Records contained in a dataset:

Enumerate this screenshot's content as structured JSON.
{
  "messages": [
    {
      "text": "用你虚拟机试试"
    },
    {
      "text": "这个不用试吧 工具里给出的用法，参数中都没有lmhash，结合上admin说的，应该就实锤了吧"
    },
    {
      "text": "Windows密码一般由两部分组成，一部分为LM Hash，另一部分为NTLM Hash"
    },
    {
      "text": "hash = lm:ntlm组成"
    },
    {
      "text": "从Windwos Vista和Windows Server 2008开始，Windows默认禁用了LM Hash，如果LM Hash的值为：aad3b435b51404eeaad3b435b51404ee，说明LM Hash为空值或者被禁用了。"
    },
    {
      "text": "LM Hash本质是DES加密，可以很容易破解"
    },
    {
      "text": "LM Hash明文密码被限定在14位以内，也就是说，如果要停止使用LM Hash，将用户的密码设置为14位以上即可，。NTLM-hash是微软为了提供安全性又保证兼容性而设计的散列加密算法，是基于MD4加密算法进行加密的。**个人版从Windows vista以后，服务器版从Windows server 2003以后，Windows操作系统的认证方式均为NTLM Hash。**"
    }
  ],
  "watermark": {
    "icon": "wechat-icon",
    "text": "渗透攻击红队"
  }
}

Requirements:
Copy each line above that contains the word "text".

Result below:
      "text": "用你虚拟机试试"
      "text": "这个不用试吧 工具里给出的用法，参数中都没有lmhash，结合上admin说的，应该就实锤了吧"
      "text": "Windows密码一般由两部分组成，一部分为LM Hash，另一部分为NTLM Hash"
      "text": "hash = lm:ntlm组成"
      "text": "从Windwos Vista和Windows Server 2008开始，Windows默认禁用了LM Hash，如果LM Hash的值为：aad3b435b51404eeaad3b435b51404ee，说明LM Hash为空值或者被禁用了。"
      "text": "LM Hash本质是DES加密，可以很容易破解"
      "text": "LM Hash明文密码被限定在14位以内，也就是说，如果要停止使用LM Hash，将用户的密码设置为14位以上即可，。NTLM-hash是微软为了提供安全性又保证兼容性而设计的散列加密算法，是基于MD4加密算法进行加密的。**个人版从Windows vista以后，服务器版从Windows server 2003以后，Windows操作系统的认证方式均为NTLM Hash。**"
    "text": "渗透攻击红队"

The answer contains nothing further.